Data entries
***

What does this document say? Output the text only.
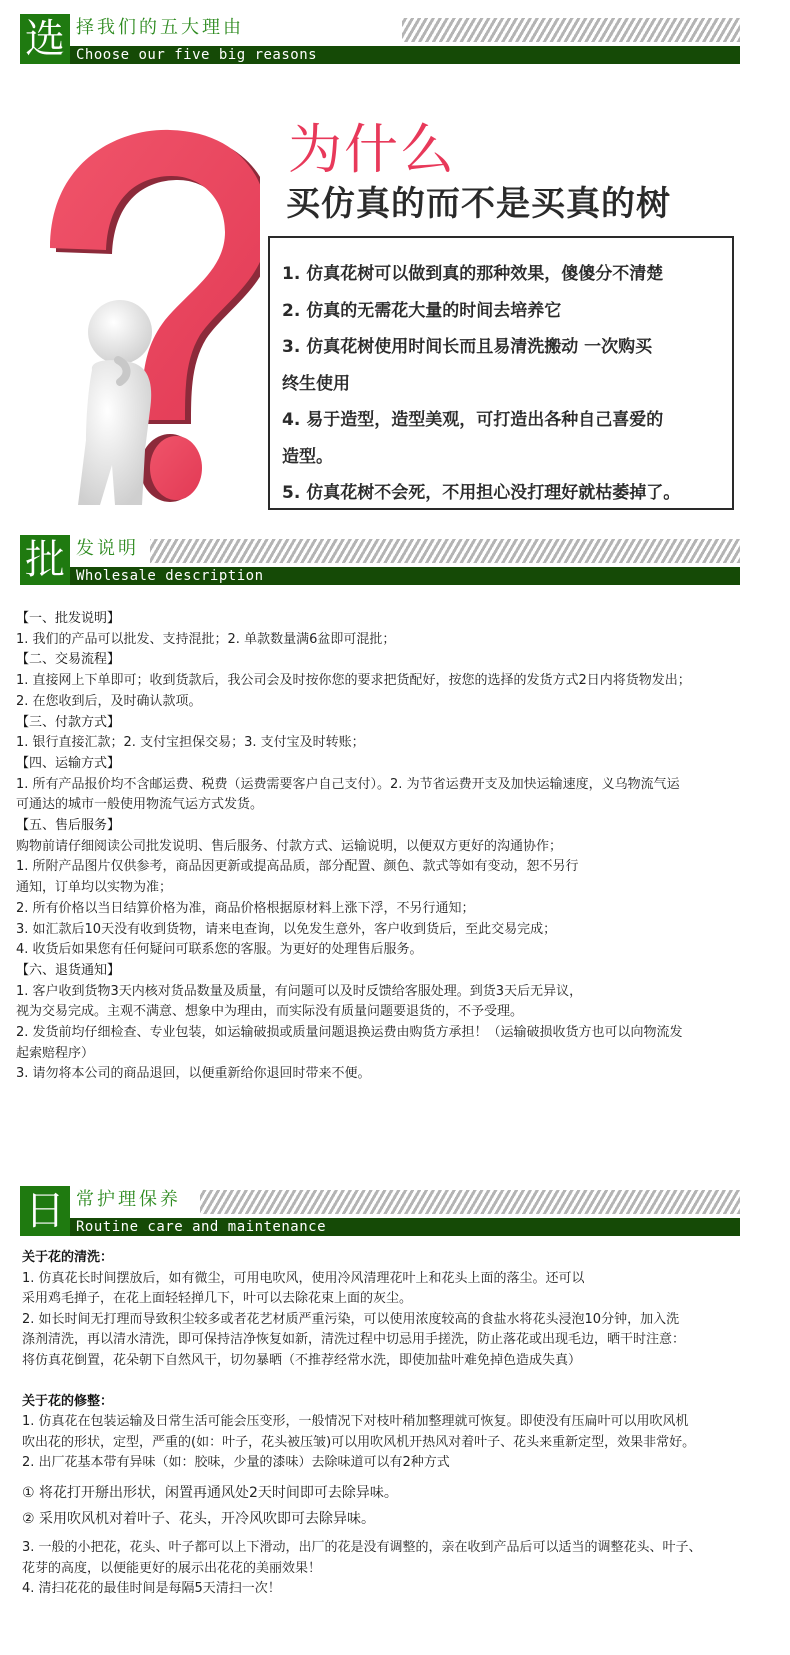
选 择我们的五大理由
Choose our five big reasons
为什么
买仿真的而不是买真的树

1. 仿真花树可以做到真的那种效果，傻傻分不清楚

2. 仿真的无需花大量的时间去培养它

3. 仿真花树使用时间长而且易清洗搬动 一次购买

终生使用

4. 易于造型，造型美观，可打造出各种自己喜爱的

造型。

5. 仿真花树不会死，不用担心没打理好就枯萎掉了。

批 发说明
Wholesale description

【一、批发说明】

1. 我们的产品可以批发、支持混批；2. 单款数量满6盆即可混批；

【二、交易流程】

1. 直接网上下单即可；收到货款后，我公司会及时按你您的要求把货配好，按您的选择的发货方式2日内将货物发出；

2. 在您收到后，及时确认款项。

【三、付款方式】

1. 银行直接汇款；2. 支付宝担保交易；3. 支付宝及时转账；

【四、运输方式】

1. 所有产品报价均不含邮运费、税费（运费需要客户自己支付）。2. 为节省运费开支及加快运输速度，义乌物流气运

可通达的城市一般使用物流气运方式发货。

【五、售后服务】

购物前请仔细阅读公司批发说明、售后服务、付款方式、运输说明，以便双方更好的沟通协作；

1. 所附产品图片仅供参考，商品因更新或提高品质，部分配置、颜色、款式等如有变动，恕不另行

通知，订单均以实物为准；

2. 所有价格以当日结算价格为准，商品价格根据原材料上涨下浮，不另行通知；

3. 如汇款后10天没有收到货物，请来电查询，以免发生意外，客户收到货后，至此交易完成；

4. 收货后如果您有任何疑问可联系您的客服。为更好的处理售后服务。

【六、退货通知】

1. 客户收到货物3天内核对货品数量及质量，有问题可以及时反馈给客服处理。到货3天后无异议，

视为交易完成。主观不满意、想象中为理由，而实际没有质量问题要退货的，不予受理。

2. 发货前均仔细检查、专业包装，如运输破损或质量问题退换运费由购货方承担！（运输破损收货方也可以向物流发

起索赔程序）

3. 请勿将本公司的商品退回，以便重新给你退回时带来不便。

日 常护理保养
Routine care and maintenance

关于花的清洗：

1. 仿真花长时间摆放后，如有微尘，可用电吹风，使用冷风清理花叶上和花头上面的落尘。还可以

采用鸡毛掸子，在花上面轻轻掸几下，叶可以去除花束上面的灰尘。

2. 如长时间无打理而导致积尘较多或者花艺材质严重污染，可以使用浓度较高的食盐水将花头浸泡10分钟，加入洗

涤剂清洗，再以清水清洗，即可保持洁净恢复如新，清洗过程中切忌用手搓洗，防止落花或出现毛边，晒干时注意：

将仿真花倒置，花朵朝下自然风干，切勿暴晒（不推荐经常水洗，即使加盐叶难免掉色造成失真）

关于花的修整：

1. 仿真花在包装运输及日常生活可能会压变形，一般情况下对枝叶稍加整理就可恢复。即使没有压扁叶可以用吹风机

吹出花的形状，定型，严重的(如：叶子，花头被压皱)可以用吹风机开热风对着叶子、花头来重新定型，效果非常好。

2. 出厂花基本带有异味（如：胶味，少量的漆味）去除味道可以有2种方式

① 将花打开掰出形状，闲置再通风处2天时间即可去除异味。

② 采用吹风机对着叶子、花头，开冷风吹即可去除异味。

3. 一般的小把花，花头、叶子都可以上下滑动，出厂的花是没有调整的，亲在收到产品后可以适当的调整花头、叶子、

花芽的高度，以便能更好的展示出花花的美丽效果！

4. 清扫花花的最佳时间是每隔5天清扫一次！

***

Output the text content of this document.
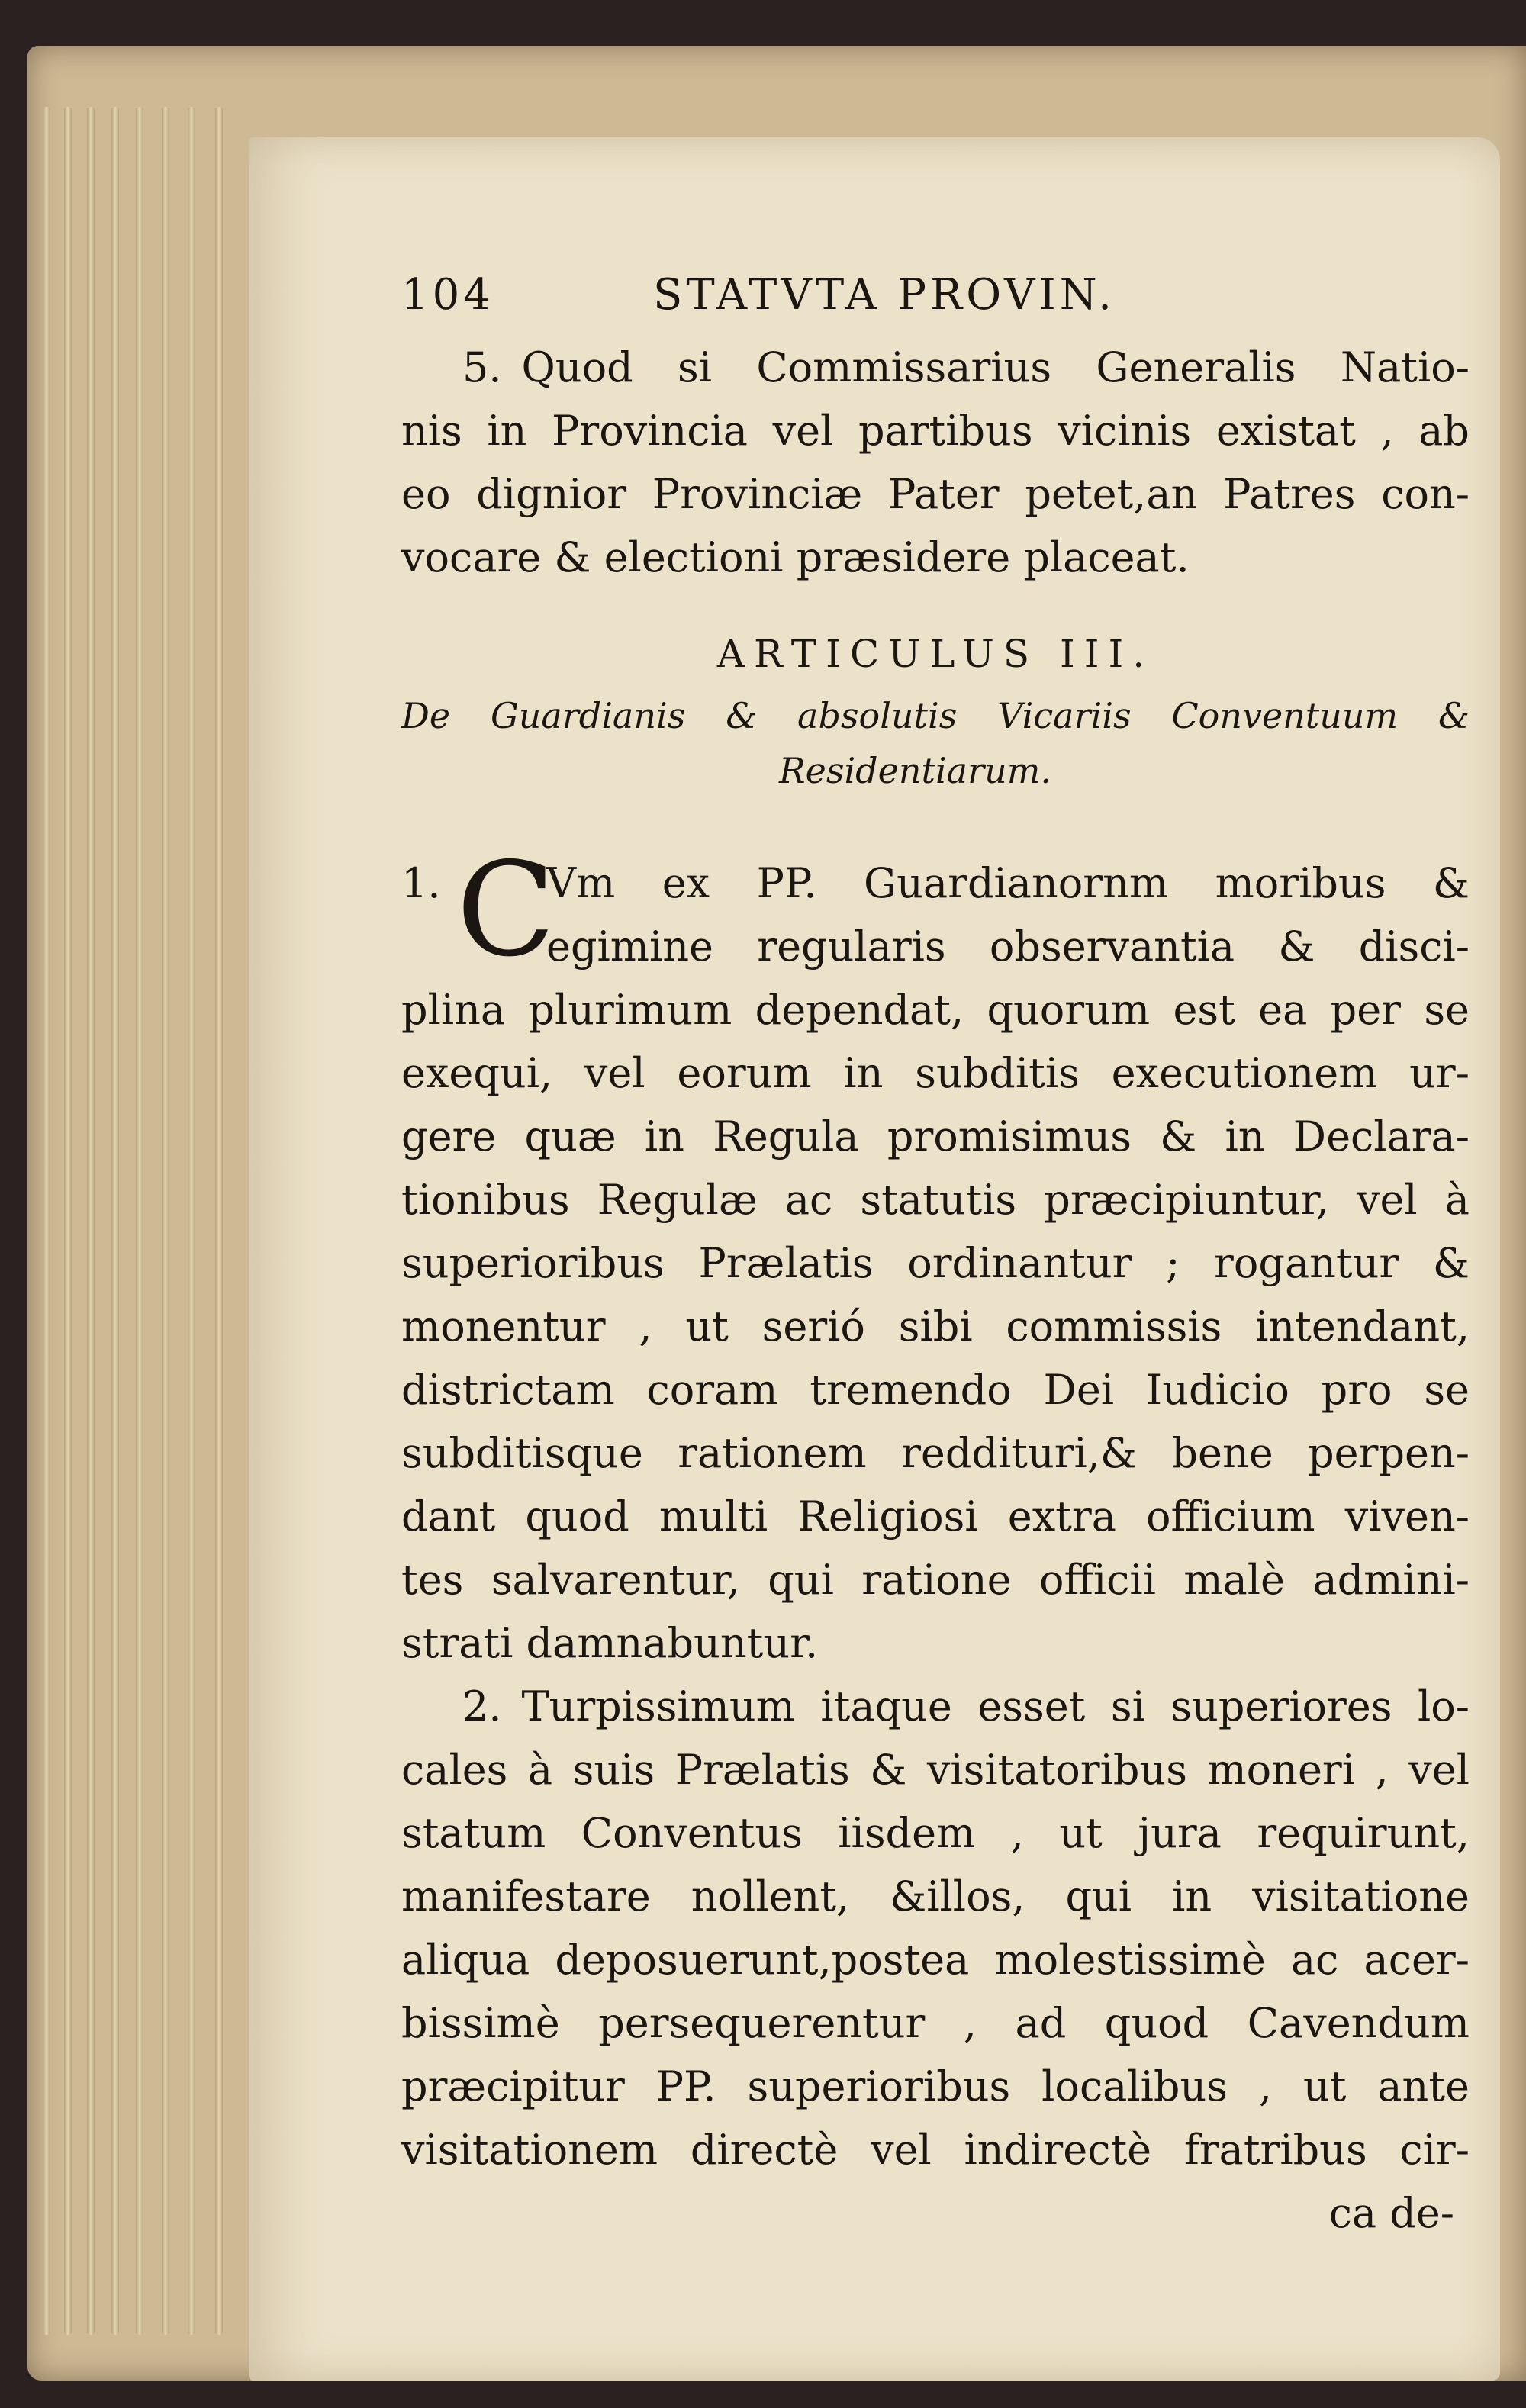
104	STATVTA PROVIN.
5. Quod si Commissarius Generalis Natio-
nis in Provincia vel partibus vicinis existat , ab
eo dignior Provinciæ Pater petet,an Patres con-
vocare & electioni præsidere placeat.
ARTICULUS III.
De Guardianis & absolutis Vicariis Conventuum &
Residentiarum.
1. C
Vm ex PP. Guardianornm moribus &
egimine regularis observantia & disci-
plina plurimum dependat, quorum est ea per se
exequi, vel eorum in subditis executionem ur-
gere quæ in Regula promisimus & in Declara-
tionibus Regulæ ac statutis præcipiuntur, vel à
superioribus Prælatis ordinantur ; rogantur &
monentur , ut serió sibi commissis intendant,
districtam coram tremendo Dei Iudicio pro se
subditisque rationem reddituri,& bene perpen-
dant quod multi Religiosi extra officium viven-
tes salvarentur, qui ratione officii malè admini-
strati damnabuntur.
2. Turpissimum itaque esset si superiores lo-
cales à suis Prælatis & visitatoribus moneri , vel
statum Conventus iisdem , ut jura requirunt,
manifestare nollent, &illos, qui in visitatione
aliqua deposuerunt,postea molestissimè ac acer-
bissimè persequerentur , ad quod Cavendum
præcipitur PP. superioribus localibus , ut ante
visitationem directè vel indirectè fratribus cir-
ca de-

***

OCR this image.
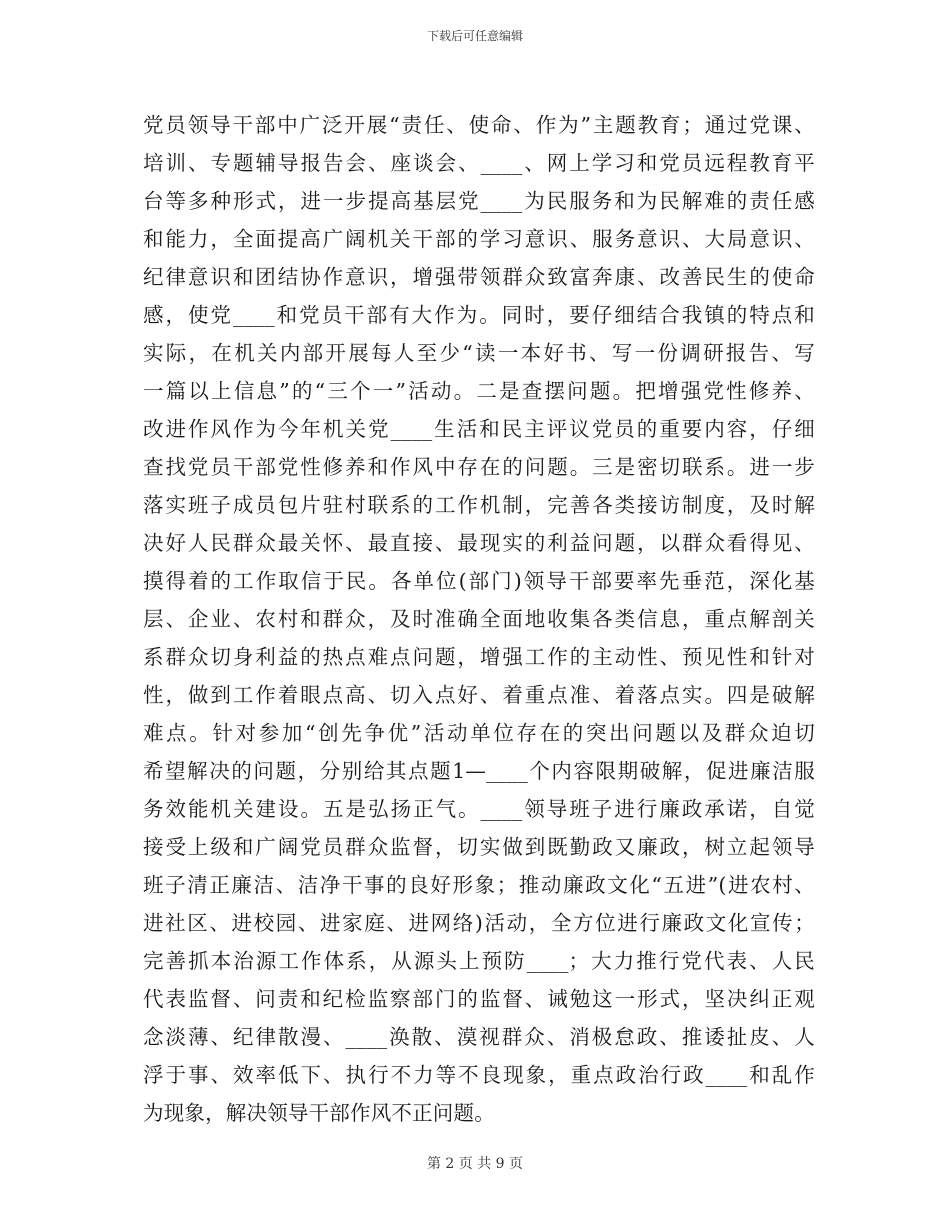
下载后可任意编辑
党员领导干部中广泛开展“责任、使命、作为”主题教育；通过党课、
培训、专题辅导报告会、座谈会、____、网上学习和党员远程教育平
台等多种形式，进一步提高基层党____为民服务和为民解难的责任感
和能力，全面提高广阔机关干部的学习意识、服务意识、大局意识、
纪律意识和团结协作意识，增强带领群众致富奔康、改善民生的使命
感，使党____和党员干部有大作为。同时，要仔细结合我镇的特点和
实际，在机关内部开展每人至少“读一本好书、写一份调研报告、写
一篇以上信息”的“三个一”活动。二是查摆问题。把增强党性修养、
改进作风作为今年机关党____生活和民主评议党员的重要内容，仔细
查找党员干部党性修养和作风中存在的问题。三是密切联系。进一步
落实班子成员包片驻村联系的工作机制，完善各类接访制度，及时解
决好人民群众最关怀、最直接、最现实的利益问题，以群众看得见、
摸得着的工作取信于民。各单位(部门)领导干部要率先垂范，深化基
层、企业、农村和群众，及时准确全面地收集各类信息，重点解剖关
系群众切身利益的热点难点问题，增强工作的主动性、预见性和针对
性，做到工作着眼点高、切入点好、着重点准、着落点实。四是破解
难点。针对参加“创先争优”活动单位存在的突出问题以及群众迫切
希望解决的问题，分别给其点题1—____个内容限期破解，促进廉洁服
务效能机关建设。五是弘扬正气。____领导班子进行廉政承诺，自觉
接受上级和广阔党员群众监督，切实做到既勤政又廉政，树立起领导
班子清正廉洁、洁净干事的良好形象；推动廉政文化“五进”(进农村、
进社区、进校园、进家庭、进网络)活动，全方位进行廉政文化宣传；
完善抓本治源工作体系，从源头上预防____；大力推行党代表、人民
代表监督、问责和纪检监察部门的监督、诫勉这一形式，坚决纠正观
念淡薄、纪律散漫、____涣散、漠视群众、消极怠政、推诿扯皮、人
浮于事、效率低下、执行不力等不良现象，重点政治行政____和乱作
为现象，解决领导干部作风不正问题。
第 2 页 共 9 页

***

The exercise: Report every line containing the word "text" from the listing above.

Complete response:
What does this document say? Output the text only.
Output the text content of this document.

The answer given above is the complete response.